EXERCISE OBJECTIVE. Check each line below for "this" and report how many have it, nothing else.

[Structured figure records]
───

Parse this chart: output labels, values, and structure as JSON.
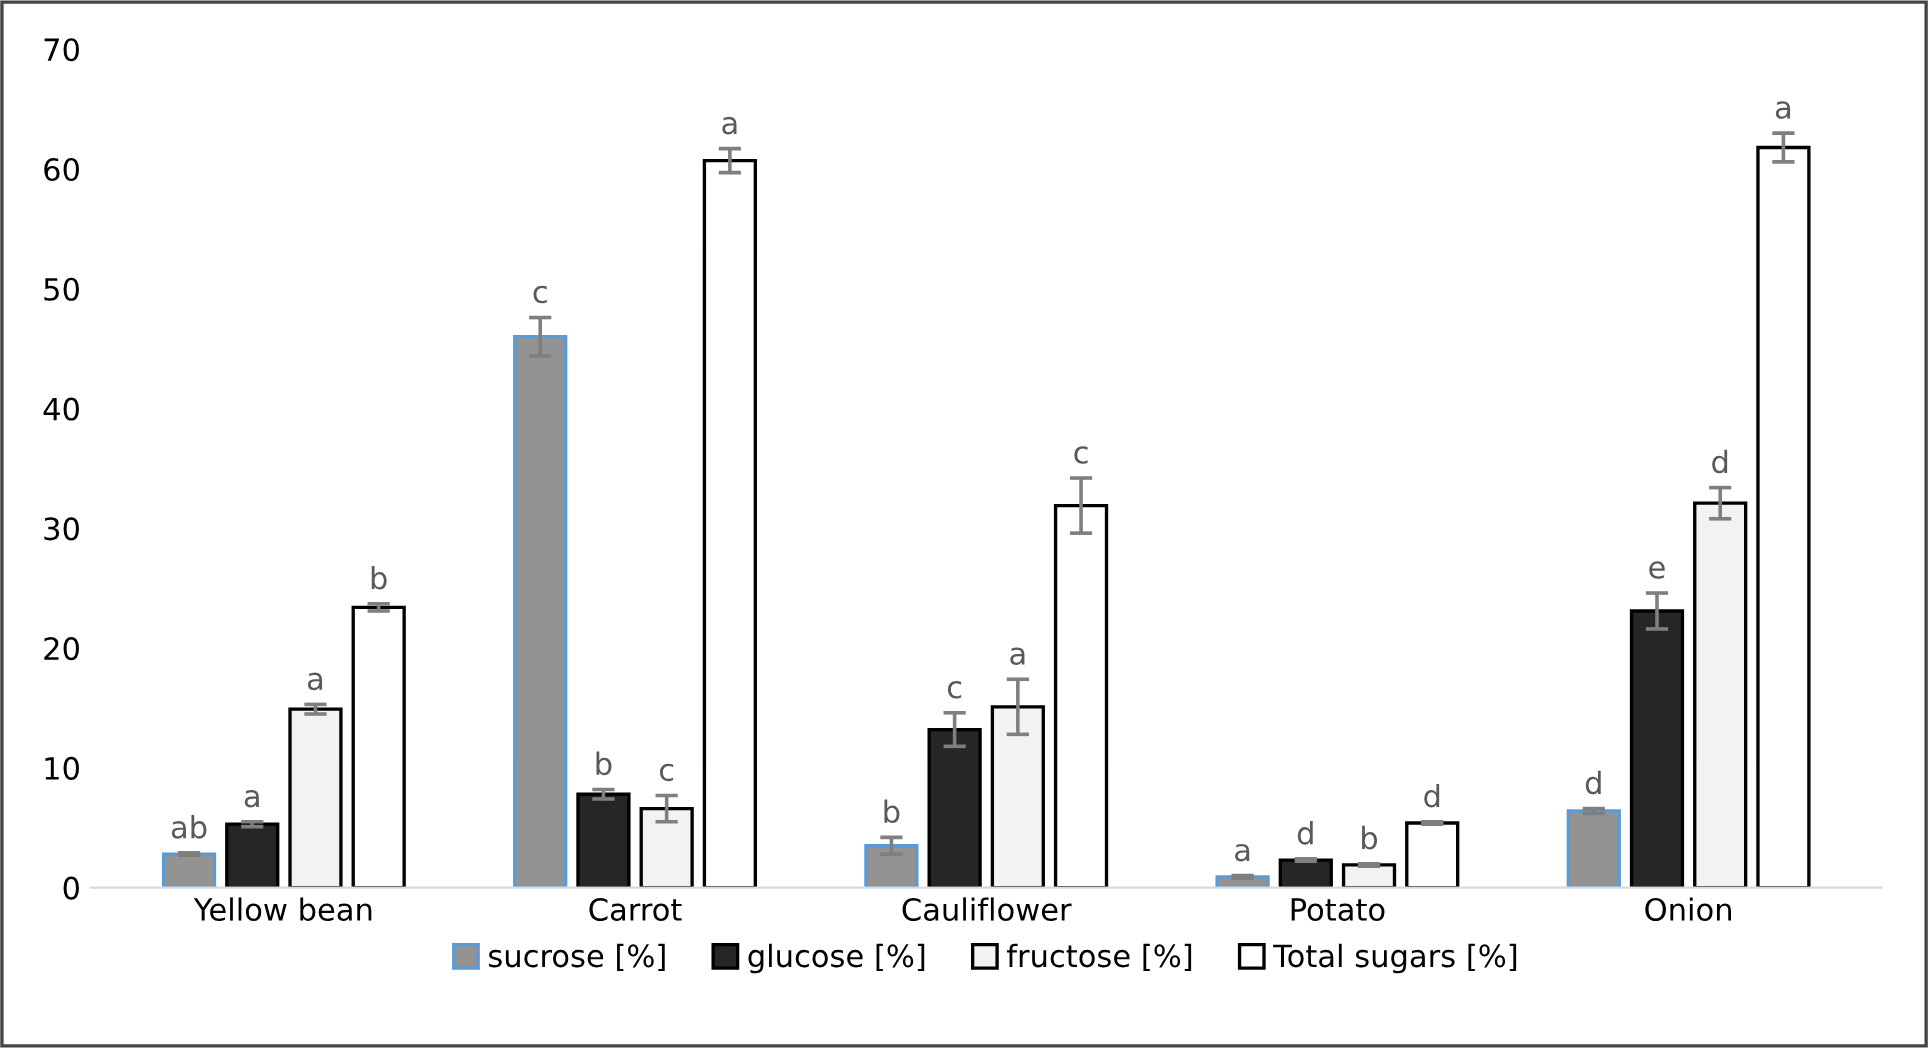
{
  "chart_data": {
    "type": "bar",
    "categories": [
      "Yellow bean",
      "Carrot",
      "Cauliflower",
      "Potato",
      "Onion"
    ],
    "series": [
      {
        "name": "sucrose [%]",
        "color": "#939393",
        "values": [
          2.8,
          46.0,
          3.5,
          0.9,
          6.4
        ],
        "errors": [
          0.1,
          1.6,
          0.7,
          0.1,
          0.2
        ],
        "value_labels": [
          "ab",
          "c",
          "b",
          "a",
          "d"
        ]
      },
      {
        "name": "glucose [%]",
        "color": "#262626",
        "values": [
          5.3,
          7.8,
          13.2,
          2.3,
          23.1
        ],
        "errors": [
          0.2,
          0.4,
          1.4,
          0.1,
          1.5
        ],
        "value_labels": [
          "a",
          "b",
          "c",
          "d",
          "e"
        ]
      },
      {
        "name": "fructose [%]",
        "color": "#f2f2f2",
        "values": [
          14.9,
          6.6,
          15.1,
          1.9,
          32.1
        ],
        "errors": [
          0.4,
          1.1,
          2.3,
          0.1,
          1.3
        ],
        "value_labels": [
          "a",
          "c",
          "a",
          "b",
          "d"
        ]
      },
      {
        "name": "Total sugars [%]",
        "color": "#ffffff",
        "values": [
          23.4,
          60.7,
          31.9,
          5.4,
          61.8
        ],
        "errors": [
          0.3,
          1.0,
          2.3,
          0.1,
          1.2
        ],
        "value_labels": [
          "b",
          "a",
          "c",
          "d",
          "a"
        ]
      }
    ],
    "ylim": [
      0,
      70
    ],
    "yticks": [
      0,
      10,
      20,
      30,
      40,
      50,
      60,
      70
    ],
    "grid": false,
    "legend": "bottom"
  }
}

───

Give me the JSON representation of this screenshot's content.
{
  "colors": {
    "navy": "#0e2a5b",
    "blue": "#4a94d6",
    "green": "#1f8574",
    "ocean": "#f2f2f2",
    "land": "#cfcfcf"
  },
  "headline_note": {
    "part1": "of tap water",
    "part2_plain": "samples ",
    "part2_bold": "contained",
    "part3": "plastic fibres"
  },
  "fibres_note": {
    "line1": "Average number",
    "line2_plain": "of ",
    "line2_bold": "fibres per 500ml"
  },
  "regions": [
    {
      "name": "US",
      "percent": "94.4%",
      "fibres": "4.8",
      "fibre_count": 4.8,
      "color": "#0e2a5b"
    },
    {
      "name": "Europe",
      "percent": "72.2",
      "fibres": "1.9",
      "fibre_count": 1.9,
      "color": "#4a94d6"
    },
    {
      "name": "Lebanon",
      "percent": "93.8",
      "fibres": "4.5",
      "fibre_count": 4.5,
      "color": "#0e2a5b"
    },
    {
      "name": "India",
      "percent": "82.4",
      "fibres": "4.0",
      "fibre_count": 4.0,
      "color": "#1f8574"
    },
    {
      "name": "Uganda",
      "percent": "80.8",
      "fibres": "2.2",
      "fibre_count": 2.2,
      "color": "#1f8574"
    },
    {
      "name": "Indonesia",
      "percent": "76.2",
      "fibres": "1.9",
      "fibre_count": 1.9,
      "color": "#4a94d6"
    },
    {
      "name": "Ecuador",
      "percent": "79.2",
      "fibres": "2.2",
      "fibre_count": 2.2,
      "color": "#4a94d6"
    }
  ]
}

───

EXERCISE RESPONSE. 2